-- EXERCISE REQUIREMENTS --
Please quote the material exactly, every line of it.

-- RECORDS FOR THIS TASK --
⁂
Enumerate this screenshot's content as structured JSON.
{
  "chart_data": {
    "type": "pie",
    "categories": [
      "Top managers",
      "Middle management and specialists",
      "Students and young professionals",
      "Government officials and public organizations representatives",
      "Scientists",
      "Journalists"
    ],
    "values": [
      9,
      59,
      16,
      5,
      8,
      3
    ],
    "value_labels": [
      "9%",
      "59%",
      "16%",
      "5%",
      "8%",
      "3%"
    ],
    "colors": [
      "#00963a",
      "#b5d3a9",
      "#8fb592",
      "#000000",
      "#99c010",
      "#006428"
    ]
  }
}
⁂
-- WRITTEN RESPONSE --
Enumerate this screenshot's content as structured JSON.
{
  "chart_data": {
    "type": "pie",
    "categories": [
      "Top managers",
      "Middle management and specialists",
      "Students and young professionals",
      "Government officials and public organizations representatives",
      "Scientists",
      "Journalists"
    ],
    "values": [
      9,
      59,
      16,
      5,
      8,
      3
    ],
    "value_labels": [
      "9%",
      "59%",
      "16%",
      "5%",
      "8%",
      "3%"
    ],
    "colors": [
      "#00963a",
      "#b5d3a9",
      "#8fb592",
      "#000000",
      "#99c010",
      "#006428"
    ]
  }
}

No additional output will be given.